- _PROBLEM DETAILS_
All of the records listed below should be retyped exactly.

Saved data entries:

════════════════════

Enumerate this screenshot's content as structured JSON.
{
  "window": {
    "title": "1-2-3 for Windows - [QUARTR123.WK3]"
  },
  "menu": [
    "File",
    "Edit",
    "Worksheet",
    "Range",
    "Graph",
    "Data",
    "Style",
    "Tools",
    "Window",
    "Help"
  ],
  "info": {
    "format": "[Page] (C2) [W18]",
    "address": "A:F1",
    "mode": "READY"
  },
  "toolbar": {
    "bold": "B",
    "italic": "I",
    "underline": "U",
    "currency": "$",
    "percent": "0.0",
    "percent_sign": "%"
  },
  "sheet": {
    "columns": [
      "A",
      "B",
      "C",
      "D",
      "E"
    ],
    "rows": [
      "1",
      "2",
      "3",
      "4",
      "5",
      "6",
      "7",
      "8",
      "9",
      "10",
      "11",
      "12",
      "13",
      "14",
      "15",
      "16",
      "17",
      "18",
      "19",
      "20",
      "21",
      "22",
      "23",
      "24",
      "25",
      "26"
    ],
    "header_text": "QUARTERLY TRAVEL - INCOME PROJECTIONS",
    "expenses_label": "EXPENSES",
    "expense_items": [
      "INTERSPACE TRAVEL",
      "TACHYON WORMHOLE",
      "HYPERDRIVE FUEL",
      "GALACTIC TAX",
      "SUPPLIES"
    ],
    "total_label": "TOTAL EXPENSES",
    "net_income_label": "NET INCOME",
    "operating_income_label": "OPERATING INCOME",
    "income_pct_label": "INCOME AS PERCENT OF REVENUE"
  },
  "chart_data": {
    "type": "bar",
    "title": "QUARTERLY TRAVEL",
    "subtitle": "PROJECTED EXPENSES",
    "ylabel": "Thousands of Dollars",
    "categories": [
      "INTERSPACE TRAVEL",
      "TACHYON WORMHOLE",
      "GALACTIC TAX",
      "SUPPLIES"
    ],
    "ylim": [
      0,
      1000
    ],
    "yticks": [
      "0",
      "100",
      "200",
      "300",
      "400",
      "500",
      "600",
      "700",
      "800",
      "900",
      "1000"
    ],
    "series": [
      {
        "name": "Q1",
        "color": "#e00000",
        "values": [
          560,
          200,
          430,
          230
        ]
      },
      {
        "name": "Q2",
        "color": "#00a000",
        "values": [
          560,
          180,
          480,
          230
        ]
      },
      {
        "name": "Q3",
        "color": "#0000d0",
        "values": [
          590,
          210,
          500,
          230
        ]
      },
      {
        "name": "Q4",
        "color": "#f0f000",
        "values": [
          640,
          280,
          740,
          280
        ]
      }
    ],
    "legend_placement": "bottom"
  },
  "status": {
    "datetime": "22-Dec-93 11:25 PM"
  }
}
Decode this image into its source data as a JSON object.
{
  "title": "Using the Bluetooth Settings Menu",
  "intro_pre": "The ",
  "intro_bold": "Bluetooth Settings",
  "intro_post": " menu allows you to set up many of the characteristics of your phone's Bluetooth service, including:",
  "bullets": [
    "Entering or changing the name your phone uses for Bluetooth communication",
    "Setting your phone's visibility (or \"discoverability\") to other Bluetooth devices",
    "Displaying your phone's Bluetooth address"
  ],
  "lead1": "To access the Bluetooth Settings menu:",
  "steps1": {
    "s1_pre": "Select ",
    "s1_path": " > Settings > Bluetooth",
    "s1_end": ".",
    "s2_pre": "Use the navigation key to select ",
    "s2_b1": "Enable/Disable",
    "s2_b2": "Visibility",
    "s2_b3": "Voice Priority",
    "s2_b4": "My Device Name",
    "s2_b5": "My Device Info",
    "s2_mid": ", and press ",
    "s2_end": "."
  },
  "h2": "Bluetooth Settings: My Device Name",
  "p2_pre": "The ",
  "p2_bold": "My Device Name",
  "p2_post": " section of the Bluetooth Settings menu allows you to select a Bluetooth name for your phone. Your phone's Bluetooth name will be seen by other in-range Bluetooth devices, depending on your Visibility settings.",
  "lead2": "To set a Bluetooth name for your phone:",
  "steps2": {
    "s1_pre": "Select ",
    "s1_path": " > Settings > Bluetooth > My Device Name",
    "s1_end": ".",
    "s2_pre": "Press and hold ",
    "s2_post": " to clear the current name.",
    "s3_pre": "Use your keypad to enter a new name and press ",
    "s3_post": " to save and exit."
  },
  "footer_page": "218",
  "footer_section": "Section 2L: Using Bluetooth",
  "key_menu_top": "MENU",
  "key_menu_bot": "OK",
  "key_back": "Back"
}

════════════════════

- _EXERCISE RESPONSE_
Enumerate this screenshot's content as structured JSON.
{
  "window": {
    "title": "1-2-3 for Windows - [QUARTR123.WK3]"
  },
  "menu": [
    "File",
    "Edit",
    "Worksheet",
    "Range",
    "Graph",
    "Data",
    "Style",
    "Tools",
    "Window",
    "Help"
  ],
  "info": {
    "format": "[Page] (C2) [W18]",
    "address": "A:F1",
    "mode": "READY"
  },
  "toolbar": {
    "bold": "B",
    "italic": "I",
    "underline": "U",
    "currency": "$",
    "percent": "0.0",
    "percent_sign": "%"
  },
  "sheet": {
    "columns": [
      "A",
      "B",
      "C",
      "D",
      "E"
    ],
    "rows": [
      "1",
      "2",
      "3",
      "4",
      "5",
      "6",
      "7",
      "8",
      "9",
      "10",
      "11",
      "12",
      "13",
      "14",
      "15",
      "16",
      "17",
      "18",
      "19",
      "20",
      "21",
      "22",
      "23",
      "24",
      "25",
      "26"
    ],
    "header_text": "QUARTERLY TRAVEL - INCOME PROJECTIONS",
    "expenses_label": "EXPENSES",
    "expense_items": [
      "INTERSPACE TRAVEL",
      "TACHYON WORMHOLE",
      "HYPERDRIVE FUEL",
      "GALACTIC TAX",
      "SUPPLIES"
    ],
    "total_label": "TOTAL EXPENSES",
    "net_income_label": "NET INCOME",
    "operating_income_label": "OPERATING INCOME",
    "income_pct_label": "INCOME AS PERCENT OF REVENUE"
  },
  "chart_data": {
    "type": "bar",
    "title": "QUARTERLY TRAVEL",
    "subtitle": "PROJECTED EXPENSES",
    "ylabel": "Thousands of Dollars",
    "categories": [
      "INTERSPACE TRAVEL",
      "TACHYON WORMHOLE",
      "GALACTIC TAX",
      "SUPPLIES"
    ],
    "ylim": [
      0,
      1000
    ],
    "yticks": [
      "0",
      "100",
      "200",
      "300",
      "400",
      "500",
      "600",
      "700",
      "800",
      "900",
      "1000"
    ],
    "series": [
      {
        "name": "Q1",
        "color": "#e00000",
        "values": [
          560,
          200,
          430,
          230
        ]
      },
      {
        "name": "Q2",
        "color": "#00a000",
        "values": [
          560,
          180,
          480,
          230
        ]
      },
      {
        "name": "Q3",
        "color": "#0000d0",
        "values": [
          590,
          210,
          500,
          230
        ]
      },
      {
        "name": "Q4",
        "color": "#f0f000",
        "values": [
          640,
          280,
          740,
          280
        ]
      }
    ],
    "legend_placement": "bottom"
  },
  "status": {
    "datetime": "22-Dec-93 11:25 PM"
  }
}
Decode this image into its source data as a JSON object.
{
  "title": "Using the Bluetooth Settings Menu",
  "intro_pre": "The ",
  "intro_bold": "Bluetooth Settings",
  "intro_post": " menu allows you to set up many of the characteristics of your phone's Bluetooth service, including:",
  "bullets": [
    "Entering or changing the name your phone uses for Bluetooth communication",
    "Setting your phone's visibility (or \"discoverability\") to other Bluetooth devices",
    "Displaying your phone's Bluetooth address"
  ],
  "lead1": "To access the Bluetooth Settings menu:",
  "steps1": {
    "s1_pre": "Select ",
    "s1_path": " > Settings > Bluetooth",
    "s1_end": ".",
    "s2_pre": "Use the navigation key to select ",
    "s2_b1": "Enable/Disable",
    "s2_b2": "Visibility",
    "s2_b3": "Voice Priority",
    "s2_b4": "My Device Name",
    "s2_b5": "My Device Info",
    "s2_mid": ", and press ",
    "s2_end": "."
  },
  "h2": "Bluetooth Settings: My Device Name",
  "p2_pre": "The ",
  "p2_bold": "My Device Name",
  "p2_post": " section of the Bluetooth Settings menu allows you to select a Bluetooth name for your phone. Your phone's Bluetooth name will be seen by other in-range Bluetooth devices, depending on your Visibility settings.",
  "lead2": "To set a Bluetooth name for your phone:",
  "steps2": {
    "s1_pre": "Select ",
    "s1_path": " > Settings > Bluetooth > My Device Name",
    "s1_end": ".",
    "s2_pre": "Press and hold ",
    "s2_post": " to clear the current name.",
    "s3_pre": "Use your keypad to enter a new name and press ",
    "s3_post": " to save and exit."
  },
  "footer_page": "218",
  "footer_section": "Section 2L: Using Bluetooth",
  "key_menu_top": "MENU",
  "key_menu_bot": "OK",
  "key_back": "Back"
}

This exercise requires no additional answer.